Nothing before the line containing "Extract all readable text from this page." belongs in the answer; quote that line and all lines after it through the end of the material, word for word.

AVAILABLE DATA:
============

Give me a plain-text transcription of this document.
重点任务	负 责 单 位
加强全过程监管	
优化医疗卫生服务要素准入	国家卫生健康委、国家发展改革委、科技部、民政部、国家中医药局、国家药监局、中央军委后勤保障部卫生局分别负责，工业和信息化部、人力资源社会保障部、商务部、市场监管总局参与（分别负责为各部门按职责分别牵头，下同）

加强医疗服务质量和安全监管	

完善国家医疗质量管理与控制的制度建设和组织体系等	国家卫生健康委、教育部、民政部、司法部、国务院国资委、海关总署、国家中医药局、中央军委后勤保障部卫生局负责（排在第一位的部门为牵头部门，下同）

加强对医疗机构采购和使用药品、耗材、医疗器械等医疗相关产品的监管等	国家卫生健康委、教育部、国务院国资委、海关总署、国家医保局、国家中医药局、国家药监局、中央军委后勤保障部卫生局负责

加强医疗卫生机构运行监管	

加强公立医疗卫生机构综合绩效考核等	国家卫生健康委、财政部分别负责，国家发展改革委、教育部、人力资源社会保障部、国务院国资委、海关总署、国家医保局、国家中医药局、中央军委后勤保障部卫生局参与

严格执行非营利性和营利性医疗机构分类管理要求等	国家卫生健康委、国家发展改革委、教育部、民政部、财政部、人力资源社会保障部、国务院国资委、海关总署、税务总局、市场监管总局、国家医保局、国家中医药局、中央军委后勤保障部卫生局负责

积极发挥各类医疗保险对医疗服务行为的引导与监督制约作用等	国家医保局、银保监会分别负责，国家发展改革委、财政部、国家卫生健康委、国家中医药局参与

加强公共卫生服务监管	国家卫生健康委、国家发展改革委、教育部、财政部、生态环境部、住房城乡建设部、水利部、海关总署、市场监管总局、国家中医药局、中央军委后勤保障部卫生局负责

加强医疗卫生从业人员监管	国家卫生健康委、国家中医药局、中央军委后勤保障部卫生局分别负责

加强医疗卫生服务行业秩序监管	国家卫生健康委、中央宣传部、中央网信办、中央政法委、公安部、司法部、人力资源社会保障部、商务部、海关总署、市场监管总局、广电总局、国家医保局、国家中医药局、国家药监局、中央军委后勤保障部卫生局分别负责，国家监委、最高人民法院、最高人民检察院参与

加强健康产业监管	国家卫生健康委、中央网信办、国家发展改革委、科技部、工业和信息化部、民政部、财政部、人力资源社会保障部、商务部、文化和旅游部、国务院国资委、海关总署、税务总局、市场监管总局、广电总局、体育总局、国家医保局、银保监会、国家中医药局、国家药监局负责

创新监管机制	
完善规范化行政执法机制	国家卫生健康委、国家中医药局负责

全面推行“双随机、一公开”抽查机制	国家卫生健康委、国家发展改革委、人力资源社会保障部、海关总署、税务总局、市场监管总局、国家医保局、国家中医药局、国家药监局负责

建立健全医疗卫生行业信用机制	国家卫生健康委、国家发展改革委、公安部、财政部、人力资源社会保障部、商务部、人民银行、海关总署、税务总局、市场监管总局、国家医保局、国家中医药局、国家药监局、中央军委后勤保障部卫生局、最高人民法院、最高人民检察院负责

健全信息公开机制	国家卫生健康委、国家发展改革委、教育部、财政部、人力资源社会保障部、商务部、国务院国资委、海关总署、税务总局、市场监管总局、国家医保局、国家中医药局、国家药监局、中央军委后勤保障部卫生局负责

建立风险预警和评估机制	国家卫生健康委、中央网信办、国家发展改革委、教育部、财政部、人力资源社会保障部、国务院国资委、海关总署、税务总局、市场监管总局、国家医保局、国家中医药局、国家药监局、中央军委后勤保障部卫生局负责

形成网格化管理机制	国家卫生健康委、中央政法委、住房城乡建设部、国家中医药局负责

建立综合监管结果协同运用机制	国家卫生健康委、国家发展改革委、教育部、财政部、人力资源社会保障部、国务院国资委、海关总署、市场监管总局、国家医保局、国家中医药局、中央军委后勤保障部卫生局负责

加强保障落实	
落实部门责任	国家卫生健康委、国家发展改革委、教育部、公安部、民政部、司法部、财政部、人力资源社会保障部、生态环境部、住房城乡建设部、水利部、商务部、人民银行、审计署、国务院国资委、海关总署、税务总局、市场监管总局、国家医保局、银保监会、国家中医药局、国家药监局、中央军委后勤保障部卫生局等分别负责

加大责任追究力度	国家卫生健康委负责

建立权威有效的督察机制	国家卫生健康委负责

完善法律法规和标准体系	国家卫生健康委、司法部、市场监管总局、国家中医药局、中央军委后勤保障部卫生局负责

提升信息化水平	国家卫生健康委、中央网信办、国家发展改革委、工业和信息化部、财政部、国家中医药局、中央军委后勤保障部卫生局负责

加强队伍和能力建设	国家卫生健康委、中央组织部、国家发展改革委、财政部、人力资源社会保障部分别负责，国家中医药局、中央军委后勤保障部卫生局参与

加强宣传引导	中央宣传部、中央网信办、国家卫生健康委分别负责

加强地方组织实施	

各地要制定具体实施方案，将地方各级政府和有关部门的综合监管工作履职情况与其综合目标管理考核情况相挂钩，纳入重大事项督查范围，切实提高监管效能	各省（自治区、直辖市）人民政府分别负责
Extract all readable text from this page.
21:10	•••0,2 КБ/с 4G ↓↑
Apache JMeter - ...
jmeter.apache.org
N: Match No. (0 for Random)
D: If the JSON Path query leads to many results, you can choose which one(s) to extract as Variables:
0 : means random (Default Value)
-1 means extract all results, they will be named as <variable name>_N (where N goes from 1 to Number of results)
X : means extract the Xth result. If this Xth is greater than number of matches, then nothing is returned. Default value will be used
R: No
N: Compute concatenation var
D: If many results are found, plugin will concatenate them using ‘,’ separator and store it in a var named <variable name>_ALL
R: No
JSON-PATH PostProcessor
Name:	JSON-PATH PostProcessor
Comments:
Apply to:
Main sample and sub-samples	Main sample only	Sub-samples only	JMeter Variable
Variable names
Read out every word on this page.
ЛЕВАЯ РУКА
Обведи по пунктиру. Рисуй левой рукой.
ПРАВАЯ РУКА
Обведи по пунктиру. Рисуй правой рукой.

============

THE RESULT:
Extract all readable text from this page.
21:10	•••0,2 КБ/с 4G ↓↑
Apache JMeter - ...
jmeter.apache.org
N: Match No. (0 for Random)
D: If the JSON Path query leads to many results, you can choose which one(s) to extract as Variables:
0 : means random (Default Value)
-1 means extract all results, they will be named as <variable name>_N (where N goes from 1 to Number of results)
X : means extract the Xth result. If this Xth is greater than number of matches, then nothing is returned. Default value will be used
R: No
N: Compute concatenation var
D: If many results are found, plugin will concatenate them using ‘,’ separator and store it in a var named <variable name>_ALL
R: No
JSON-PATH PostProcessor
Name:	JSON-PATH PostProcessor
Comments:
Apply to:
Main sample and sub-samples	Main sample only	Sub-samples only	JMeter Variable
Variable names
Read out every word on this page.
ЛЕВАЯ РУКА
Обведи по пунктиру. Рисуй левой рукой.
ПРАВАЯ РУКА
Обведи по пунктиру. Рисуй правой рукой.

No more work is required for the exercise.